▶ [PROBLEM TO WORK ON] Check every line of the entries for "text", and copy the lines that hold it.

▶ [INPUT]

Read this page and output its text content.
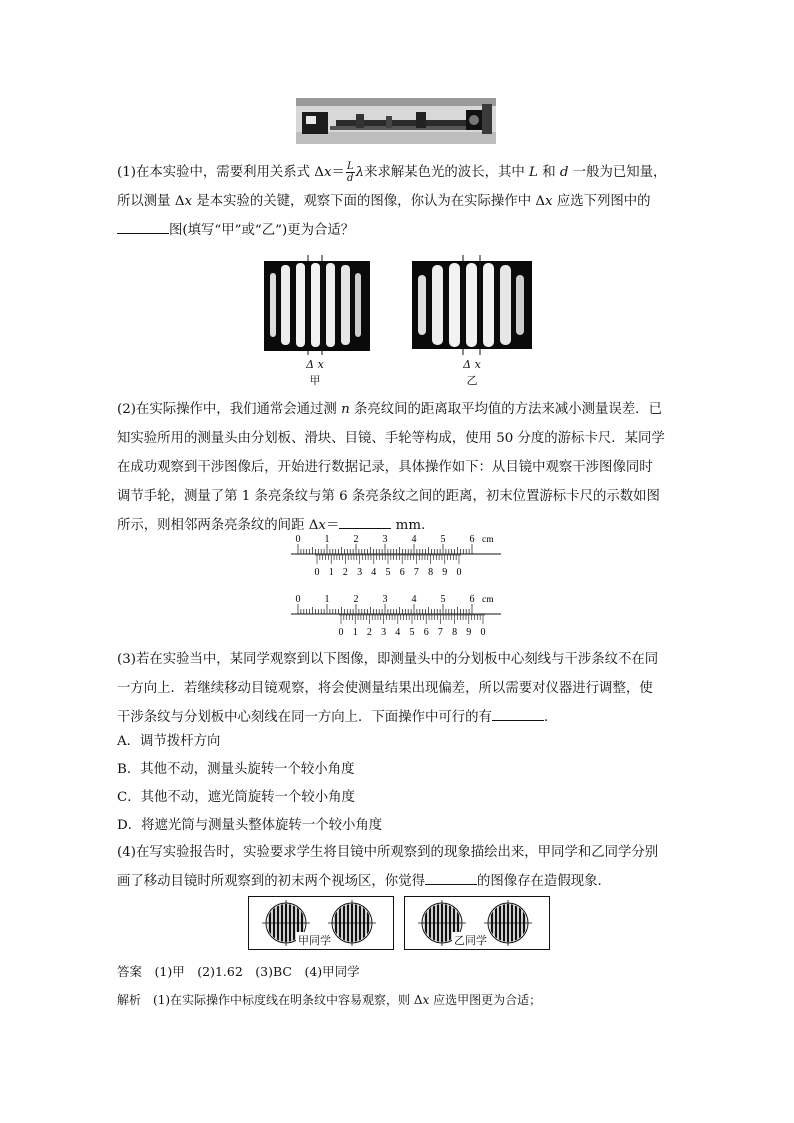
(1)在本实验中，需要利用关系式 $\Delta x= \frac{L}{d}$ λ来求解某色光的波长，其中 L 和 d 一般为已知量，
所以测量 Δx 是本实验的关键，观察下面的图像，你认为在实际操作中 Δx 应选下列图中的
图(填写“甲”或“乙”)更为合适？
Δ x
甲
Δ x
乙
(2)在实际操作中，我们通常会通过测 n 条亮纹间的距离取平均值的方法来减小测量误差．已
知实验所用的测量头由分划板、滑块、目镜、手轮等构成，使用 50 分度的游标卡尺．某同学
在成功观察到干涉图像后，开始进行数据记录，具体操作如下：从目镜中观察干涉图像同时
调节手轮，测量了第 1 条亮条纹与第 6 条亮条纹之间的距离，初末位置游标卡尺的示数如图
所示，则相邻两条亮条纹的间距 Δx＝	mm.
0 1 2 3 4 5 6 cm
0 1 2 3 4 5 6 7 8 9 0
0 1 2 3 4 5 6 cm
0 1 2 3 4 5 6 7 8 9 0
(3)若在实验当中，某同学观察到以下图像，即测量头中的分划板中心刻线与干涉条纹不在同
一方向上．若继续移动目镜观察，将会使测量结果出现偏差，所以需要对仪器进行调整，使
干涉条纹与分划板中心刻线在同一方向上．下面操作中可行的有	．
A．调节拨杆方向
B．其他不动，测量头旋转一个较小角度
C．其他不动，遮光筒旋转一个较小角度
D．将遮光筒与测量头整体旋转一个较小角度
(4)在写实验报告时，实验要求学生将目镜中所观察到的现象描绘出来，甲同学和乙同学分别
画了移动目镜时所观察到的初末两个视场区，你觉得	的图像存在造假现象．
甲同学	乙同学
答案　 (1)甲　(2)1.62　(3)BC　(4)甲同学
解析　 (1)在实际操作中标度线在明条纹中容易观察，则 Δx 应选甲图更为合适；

--

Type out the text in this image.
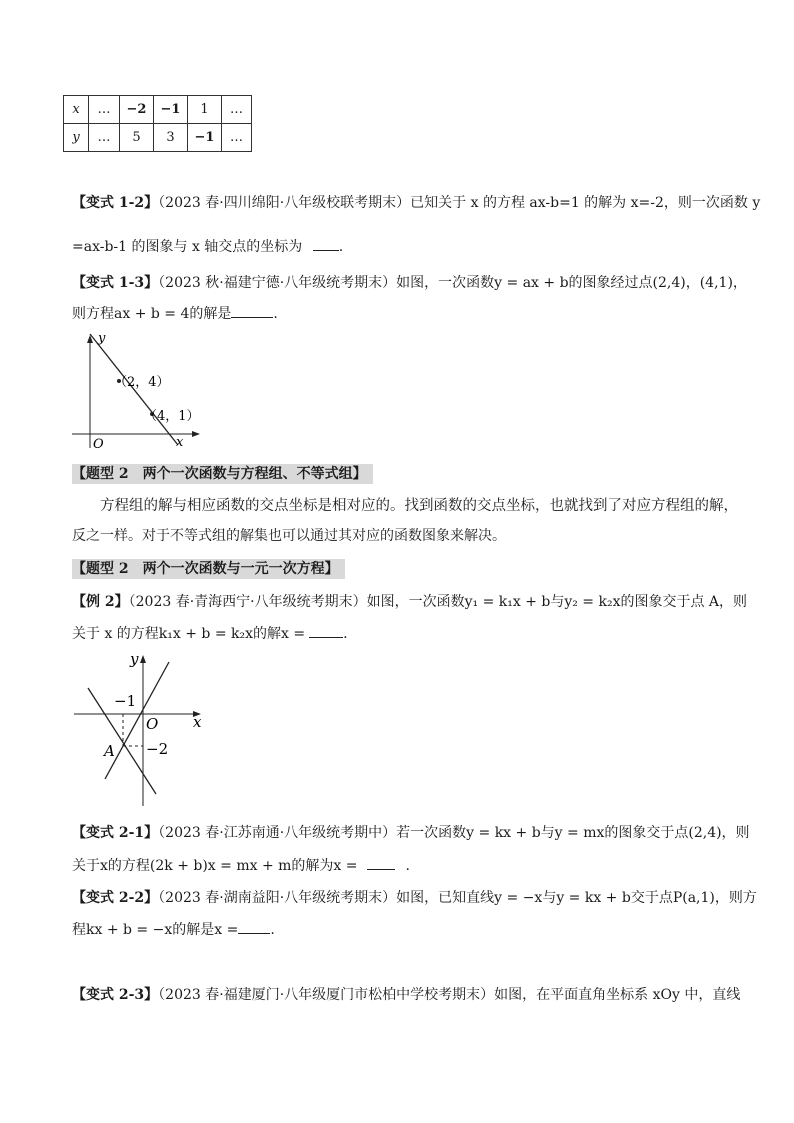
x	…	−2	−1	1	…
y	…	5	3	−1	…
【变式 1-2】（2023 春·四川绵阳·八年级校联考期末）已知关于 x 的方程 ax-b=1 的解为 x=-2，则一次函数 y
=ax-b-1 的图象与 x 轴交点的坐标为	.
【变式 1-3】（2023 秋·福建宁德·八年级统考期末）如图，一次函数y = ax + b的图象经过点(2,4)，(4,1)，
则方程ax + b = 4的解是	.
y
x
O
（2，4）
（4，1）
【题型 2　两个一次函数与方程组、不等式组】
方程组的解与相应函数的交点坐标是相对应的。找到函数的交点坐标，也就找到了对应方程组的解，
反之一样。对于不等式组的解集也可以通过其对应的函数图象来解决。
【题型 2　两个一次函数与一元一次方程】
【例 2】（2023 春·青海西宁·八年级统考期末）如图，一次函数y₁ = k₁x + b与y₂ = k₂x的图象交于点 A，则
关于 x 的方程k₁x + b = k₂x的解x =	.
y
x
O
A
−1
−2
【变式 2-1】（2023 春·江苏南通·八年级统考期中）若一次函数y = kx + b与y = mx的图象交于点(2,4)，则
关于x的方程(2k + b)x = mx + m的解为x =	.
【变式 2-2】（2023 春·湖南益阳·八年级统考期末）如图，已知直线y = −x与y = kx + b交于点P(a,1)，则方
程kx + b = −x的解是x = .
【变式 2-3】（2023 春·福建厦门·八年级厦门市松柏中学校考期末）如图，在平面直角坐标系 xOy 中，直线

▶ [SOLUTION BELOW]
Read this page and output its text content.
Type out the text in this image.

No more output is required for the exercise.